→ WRITTEN PROBLEM
Without the pictures, copy all the entries below exactly.

Records from a collection of figures
☆ ☆ ☆ ☆
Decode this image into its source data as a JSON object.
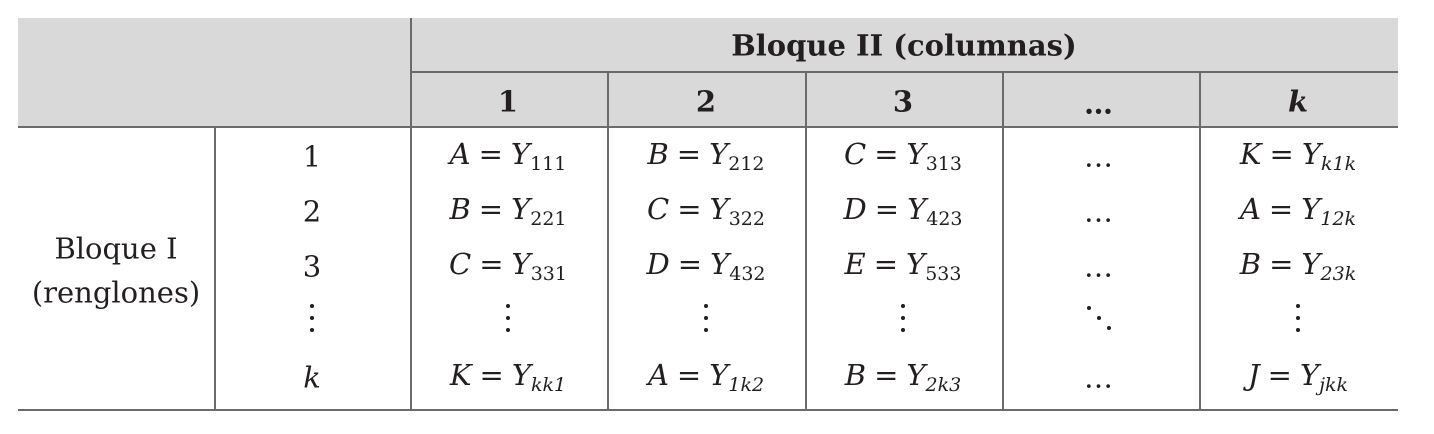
{
  "table": {
    "col_group_header": "Bloque II (columnas)",
    "row_group_header_line1": "Bloque I",
    "row_group_header_line2": "(renglones)",
    "col_headers": [
      "1",
      "2",
      "3",
      "…",
      "k"
    ],
    "row_labels": [
      "1",
      "2",
      "3",
      "⋮",
      "k"
    ],
    "rows": [
      [
        {
          "letter": "A",
          "base": "Y",
          "sub": "111"
        },
        {
          "letter": "B",
          "base": "Y",
          "sub": "212"
        },
        {
          "letter": "C",
          "base": "Y",
          "sub": "313"
        },
        {
          "ellipsis": "…"
        },
        {
          "letter": "K",
          "base": "Y",
          "sub": "k1k"
        }
      ],
      [
        {
          "letter": "B",
          "base": "Y",
          "sub": "221"
        },
        {
          "letter": "C",
          "base": "Y",
          "sub": "322"
        },
        {
          "letter": "D",
          "base": "Y",
          "sub": "423"
        },
        {
          "ellipsis": "…"
        },
        {
          "letter": "A",
          "base": "Y",
          "sub": "12k"
        }
      ],
      [
        {
          "letter": "C",
          "base": "Y",
          "sub": "331"
        },
        {
          "letter": "D",
          "base": "Y",
          "sub": "432"
        },
        {
          "letter": "E",
          "base": "Y",
          "sub": "533"
        },
        {
          "ellipsis": "…"
        },
        {
          "letter": "B",
          "base": "Y",
          "sub": "23k"
        }
      ],
      [
        {
          "vdots": "⋮"
        },
        {
          "vdots": "⋮"
        },
        {
          "vdots": "⋮"
        },
        {
          "ddots": "⋱"
        },
        {
          "vdots": "⋮"
        }
      ],
      [
        {
          "letter": "K",
          "base": "Y",
          "sub": "kk1"
        },
        {
          "letter": "A",
          "base": "Y",
          "sub": "1k2"
        },
        {
          "letter": "B",
          "base": "Y",
          "sub": "2k3"
        },
        {
          "ellipsis": "…"
        },
        {
          "letter": "J",
          "base": "Y",
          "sub": "jkk"
        }
      ]
    ]
  }
}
☆ ☆ ☆ ☆
→ RESULT OF THIS TASK
Decode this image into its source data as a JSON object.
{
  "table": {
    "col_group_header": "Bloque II (columnas)",
    "row_group_header_line1": "Bloque I",
    "row_group_header_line2": "(renglones)",
    "col_headers": [
      "1",
      "2",
      "3",
      "…",
      "k"
    ],
    "row_labels": [
      "1",
      "2",
      "3",
      "⋮",
      "k"
    ],
    "rows": [
      [
        {
          "letter": "A",
          "base": "Y",
          "sub": "111"
        },
        {
          "letter": "B",
          "base": "Y",
          "sub": "212"
        },
        {
          "letter": "C",
          "base": "Y",
          "sub": "313"
        },
        {
          "ellipsis": "…"
        },
        {
          "letter": "K",
          "base": "Y",
          "sub": "k1k"
        }
      ],
      [
        {
          "letter": "B",
          "base": "Y",
          "sub": "221"
        },
        {
          "letter": "C",
          "base": "Y",
          "sub": "322"
        },
        {
          "letter": "D",
          "base": "Y",
          "sub": "423"
        },
        {
          "ellipsis": "…"
        },
        {
          "letter": "A",
          "base": "Y",
          "sub": "12k"
        }
      ],
      [
        {
          "letter": "C",
          "base": "Y",
          "sub": "331"
        },
        {
          "letter": "D",
          "base": "Y",
          "sub": "432"
        },
        {
          "letter": "E",
          "base": "Y",
          "sub": "533"
        },
        {
          "ellipsis": "…"
        },
        {
          "letter": "B",
          "base": "Y",
          "sub": "23k"
        }
      ],
      [
        {
          "vdots": "⋮"
        },
        {
          "vdots": "⋮"
        },
        {
          "vdots": "⋮"
        },
        {
          "ddots": "⋱"
        },
        {
          "vdots": "⋮"
        }
      ],
      [
        {
          "letter": "K",
          "base": "Y",
          "sub": "kk1"
        },
        {
          "letter": "A",
          "base": "Y",
          "sub": "1k2"
        },
        {
          "letter": "B",
          "base": "Y",
          "sub": "2k3"
        },
        {
          "ellipsis": "…"
        },
        {
          "letter": "J",
          "base": "Y",
          "sub": "jkk"
        }
      ]
    ]
  }
}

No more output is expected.